§ **Goal of the exercise**:
In the material below, the lines containing the word "Kozłowski" are required; copy each of them.

§ **Working data**:
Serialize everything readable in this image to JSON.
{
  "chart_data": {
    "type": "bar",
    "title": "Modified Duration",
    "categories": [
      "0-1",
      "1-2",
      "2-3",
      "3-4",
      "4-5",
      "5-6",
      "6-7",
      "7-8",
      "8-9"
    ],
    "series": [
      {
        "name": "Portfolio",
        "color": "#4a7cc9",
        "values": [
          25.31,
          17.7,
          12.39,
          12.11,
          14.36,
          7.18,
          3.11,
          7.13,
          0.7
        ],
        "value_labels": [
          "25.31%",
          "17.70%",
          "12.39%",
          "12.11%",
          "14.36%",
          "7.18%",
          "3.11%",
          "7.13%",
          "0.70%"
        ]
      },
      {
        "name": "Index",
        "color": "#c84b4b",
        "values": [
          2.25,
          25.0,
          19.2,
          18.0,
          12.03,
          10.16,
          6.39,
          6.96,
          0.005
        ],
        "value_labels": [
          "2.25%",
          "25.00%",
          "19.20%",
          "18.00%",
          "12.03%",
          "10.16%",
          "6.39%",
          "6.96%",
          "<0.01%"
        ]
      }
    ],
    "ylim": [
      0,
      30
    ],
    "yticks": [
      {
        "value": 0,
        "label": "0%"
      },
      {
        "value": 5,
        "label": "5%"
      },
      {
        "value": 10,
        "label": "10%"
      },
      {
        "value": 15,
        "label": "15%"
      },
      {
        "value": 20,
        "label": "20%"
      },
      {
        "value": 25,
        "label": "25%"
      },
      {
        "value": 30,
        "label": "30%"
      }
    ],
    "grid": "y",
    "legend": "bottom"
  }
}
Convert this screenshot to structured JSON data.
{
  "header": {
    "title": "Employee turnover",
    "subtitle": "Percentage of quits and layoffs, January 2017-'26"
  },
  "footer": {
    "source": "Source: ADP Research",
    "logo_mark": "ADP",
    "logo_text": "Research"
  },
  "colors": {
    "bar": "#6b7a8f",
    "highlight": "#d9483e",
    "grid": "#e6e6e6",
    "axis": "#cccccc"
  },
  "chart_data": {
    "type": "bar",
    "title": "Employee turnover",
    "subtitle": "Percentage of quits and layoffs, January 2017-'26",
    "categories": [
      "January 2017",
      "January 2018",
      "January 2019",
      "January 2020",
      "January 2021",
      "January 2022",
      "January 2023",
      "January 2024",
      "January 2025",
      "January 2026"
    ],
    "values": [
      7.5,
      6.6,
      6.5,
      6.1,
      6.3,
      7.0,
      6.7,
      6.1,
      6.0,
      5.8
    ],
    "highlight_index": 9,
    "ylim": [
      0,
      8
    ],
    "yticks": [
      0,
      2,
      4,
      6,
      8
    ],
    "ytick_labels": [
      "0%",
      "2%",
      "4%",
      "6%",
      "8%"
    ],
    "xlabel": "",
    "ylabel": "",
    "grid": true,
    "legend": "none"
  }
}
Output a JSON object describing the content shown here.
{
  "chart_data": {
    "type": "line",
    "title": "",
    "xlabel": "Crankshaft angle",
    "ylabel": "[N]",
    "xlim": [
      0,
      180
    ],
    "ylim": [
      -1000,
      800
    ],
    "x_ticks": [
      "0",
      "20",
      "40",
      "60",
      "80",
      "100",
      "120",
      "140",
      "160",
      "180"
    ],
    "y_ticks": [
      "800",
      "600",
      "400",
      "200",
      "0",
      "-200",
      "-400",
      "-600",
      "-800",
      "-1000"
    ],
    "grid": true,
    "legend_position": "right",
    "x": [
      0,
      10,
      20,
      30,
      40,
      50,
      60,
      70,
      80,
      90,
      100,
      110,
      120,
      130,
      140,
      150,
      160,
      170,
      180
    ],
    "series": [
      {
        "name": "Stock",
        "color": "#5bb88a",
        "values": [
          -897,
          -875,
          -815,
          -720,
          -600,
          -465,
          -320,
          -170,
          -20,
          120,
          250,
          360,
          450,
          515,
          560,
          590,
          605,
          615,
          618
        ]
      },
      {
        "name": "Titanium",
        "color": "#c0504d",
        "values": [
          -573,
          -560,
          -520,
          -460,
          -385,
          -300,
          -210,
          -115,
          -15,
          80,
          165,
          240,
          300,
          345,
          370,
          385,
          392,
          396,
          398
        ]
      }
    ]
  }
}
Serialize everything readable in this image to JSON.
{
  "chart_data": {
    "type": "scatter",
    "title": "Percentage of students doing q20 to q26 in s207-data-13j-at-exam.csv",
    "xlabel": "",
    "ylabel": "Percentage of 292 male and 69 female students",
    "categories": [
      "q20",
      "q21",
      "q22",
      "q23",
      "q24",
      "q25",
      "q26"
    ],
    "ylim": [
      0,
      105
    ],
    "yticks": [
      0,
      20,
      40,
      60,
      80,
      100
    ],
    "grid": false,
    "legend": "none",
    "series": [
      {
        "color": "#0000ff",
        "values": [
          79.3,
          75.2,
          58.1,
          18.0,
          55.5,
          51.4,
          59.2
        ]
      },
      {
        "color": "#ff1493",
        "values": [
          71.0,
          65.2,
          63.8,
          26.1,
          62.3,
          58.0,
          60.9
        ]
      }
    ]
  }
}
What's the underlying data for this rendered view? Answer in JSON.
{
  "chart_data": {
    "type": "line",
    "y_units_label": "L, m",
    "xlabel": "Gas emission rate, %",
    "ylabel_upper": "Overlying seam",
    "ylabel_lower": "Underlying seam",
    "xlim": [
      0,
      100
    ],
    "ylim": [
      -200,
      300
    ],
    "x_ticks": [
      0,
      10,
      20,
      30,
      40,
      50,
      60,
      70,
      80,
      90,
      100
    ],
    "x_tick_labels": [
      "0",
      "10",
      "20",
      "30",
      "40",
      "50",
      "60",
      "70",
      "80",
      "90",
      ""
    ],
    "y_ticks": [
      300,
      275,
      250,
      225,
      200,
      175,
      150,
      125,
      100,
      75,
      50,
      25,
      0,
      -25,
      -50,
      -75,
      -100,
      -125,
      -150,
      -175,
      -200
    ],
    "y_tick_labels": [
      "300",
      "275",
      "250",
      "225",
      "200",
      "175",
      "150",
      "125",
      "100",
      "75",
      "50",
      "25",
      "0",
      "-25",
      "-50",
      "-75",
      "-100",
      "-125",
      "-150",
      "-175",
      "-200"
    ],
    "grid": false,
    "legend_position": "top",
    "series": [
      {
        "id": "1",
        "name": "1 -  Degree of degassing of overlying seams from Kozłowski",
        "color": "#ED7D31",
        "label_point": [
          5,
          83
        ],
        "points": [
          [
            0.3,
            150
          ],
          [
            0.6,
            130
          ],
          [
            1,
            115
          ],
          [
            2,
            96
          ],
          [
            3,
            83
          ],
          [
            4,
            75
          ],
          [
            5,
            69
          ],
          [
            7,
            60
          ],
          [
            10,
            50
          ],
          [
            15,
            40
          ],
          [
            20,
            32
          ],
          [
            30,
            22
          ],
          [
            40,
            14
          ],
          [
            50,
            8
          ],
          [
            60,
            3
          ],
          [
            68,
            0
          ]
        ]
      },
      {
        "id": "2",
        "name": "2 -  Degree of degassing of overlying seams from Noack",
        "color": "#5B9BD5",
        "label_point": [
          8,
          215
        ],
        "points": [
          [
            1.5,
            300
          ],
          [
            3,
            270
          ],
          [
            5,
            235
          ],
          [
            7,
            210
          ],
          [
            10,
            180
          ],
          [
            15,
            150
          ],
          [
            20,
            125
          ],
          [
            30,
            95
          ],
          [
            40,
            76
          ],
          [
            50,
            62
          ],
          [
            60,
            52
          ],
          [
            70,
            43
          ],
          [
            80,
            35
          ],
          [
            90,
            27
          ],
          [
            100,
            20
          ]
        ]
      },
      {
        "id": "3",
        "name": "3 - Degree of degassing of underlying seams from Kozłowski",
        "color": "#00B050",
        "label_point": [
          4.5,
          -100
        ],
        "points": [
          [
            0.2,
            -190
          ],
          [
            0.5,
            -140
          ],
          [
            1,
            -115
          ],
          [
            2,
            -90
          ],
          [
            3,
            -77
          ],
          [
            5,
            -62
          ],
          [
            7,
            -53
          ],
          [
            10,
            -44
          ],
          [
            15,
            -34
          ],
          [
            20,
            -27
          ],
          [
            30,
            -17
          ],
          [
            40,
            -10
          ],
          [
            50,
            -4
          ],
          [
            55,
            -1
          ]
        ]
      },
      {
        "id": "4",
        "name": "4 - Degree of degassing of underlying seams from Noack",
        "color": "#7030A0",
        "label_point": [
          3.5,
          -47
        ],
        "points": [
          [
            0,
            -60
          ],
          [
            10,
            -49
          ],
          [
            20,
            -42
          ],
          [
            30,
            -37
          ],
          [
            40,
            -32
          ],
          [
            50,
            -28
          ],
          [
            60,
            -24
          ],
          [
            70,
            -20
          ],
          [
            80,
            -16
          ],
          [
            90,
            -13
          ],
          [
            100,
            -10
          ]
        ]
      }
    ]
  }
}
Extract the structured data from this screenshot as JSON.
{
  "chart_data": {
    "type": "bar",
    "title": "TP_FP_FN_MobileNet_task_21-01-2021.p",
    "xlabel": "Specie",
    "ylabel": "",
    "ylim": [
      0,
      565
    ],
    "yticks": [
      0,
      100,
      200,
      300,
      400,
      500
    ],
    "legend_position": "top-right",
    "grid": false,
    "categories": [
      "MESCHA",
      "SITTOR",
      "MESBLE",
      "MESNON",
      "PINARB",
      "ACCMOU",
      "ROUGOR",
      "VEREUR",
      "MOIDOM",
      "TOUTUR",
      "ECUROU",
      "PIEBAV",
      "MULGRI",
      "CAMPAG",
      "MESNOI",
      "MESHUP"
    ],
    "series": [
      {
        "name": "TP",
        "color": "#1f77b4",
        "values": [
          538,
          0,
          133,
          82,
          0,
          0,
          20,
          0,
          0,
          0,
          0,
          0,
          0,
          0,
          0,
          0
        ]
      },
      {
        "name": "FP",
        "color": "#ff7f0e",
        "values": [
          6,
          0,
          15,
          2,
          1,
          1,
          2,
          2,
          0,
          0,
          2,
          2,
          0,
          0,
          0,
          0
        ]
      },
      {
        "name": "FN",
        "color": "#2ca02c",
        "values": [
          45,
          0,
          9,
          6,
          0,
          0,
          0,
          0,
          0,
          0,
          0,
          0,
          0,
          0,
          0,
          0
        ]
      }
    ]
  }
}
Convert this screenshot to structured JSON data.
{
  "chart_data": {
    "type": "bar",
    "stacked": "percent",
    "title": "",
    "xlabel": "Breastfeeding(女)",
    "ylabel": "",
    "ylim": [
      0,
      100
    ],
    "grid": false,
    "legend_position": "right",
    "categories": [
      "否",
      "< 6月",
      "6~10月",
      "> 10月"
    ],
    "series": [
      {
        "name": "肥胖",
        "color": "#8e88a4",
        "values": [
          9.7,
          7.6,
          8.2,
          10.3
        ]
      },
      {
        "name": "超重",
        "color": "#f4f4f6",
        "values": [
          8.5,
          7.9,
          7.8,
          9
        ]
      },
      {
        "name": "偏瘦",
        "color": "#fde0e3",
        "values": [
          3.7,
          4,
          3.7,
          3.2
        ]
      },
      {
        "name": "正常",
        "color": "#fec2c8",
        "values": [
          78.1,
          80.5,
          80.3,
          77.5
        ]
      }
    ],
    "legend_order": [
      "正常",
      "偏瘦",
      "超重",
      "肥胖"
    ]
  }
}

§ **Task output**:
        "name": "1 -  Degree of degassing of overlying seams from Kozłowski",
        "name": "3 - Degree of degassing of underlying seams from Kozłowski",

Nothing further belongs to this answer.